#### Exercise directions:
Edit the lines below by changing "document-title" to "page-title" and leaving everything else untouched.

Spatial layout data

▬▬▬▬▬▬▬▬▬▬

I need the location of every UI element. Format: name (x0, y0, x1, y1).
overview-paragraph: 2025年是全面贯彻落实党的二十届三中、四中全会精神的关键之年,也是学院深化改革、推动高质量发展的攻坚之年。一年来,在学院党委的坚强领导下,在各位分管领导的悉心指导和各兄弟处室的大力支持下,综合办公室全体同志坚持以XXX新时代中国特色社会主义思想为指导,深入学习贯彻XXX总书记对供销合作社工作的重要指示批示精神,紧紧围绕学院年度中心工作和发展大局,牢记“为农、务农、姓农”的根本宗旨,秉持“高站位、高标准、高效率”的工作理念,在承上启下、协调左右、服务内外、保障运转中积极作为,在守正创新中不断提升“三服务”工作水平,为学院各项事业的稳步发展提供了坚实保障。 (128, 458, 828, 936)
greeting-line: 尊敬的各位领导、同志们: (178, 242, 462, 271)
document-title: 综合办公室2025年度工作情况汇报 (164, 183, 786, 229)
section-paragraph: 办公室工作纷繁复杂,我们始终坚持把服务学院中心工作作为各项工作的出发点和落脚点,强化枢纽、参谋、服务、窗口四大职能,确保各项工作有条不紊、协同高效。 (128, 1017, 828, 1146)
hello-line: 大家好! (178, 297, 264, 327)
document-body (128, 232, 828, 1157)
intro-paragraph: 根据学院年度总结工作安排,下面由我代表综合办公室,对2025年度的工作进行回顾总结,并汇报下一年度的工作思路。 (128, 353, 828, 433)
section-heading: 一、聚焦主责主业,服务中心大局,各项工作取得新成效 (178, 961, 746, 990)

▬▬▬▬▬▬▬▬▬▬

#### Answer in full:
I need the location of every UI element. Format: name (x0, y0, x1, y1).
overview-paragraph: 2025年是全面贯彻落实党的二十届三中、四中全会精神的关键之年,也是学院深化改革、推动高质量发展的攻坚之年。一年来,在学院党委的坚强领导下,在各位分管领导的悉心指导和各兄弟处室的大力支持下,综合办公室全体同志坚持以XXX新时代中国特色社会主义思想为指导,深入学习贯彻XXX总书记对供销合作社工作的重要指示批示精神,紧紧围绕学院年度中心工作和发展大局,牢记“为农、务农、姓农”的根本宗旨,秉持“高站位、高标准、高效率”的工作理念,在承上启下、协调左右、服务内外、保障运转中积极作为,在守正创新中不断提升“三服务”工作水平,为学院各项事业的稳步发展提供了坚实保障。 (128, 458, 828, 936)
greeting-line: 尊敬的各位领导、同志们: (178, 242, 462, 271)
page-title: 综合办公室2025年度工作情况汇报 (164, 183, 786, 229)
section-paragraph: 办公室工作纷繁复杂,我们始终坚持把服务学院中心工作作为各项工作的出发点和落脚点,强化枢纽、参谋、服务、窗口四大职能,确保各项工作有条不紊、协同高效。 (128, 1017, 828, 1146)
hello-line: 大家好! (178, 297, 264, 327)
document-body (128, 232, 828, 1157)
intro-paragraph: 根据学院年度总结工作安排,下面由我代表综合办公室,对2025年度的工作进行回顾总结,并汇报下一年度的工作思路。 (128, 353, 828, 433)
section-heading: 一、聚焦主责主业,服务中心大局,各项工作取得新成效 (178, 961, 746, 990)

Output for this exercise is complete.